Work to be completed: Work out how many lines in the entries below include the word "select". Give nothing but the number.

++++ Provided records ++++

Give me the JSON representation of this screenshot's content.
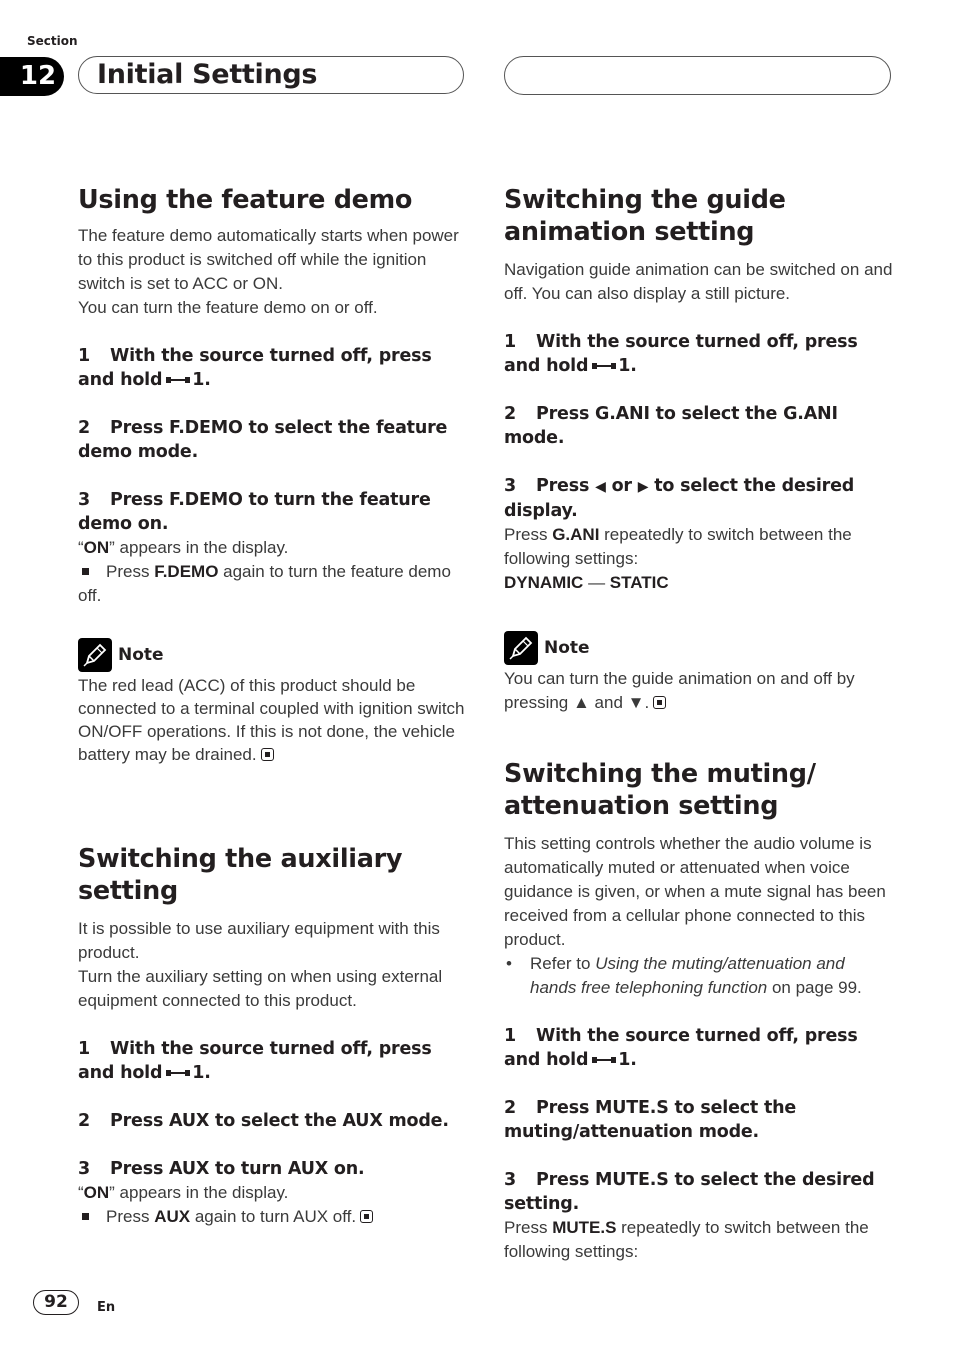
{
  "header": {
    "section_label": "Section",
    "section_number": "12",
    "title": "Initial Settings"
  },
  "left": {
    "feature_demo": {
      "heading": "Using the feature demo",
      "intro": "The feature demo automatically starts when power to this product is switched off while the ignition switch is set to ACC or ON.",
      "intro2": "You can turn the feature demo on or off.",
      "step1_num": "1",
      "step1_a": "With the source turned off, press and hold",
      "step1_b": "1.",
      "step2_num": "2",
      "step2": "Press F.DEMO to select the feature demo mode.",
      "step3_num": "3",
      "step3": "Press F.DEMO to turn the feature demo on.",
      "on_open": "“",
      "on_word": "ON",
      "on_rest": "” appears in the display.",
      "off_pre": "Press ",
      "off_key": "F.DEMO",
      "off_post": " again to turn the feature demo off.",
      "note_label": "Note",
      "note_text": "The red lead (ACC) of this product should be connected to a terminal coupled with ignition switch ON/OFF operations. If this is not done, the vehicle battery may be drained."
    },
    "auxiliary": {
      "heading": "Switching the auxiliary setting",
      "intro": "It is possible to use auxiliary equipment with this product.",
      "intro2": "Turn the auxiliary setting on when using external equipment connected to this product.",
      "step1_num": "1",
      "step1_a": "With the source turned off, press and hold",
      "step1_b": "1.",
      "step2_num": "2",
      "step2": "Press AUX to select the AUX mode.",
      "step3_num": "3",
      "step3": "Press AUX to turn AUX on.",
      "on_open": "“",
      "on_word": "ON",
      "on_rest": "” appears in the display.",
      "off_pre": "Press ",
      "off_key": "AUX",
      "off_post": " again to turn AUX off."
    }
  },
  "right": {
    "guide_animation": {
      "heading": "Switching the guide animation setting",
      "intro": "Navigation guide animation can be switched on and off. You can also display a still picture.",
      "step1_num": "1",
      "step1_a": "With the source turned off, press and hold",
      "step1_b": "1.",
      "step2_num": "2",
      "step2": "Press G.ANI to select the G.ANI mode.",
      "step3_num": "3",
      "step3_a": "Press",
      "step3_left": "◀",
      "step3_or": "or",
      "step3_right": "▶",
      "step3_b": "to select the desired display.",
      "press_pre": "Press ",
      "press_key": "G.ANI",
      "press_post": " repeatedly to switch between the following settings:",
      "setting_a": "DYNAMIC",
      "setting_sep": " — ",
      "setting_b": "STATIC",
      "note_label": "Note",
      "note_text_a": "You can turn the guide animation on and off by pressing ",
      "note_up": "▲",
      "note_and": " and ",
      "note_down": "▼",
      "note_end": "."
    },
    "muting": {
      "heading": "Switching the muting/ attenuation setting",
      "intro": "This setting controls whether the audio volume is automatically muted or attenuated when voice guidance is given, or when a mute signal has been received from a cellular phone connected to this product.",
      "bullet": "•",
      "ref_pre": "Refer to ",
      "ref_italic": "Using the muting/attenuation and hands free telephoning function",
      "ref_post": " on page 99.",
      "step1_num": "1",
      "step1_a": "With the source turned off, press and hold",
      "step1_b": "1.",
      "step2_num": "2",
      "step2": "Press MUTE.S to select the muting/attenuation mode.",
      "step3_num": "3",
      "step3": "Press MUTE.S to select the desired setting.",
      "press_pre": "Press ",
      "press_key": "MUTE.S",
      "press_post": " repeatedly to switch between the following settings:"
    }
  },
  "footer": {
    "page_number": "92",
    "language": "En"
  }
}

++++

Written solution: 6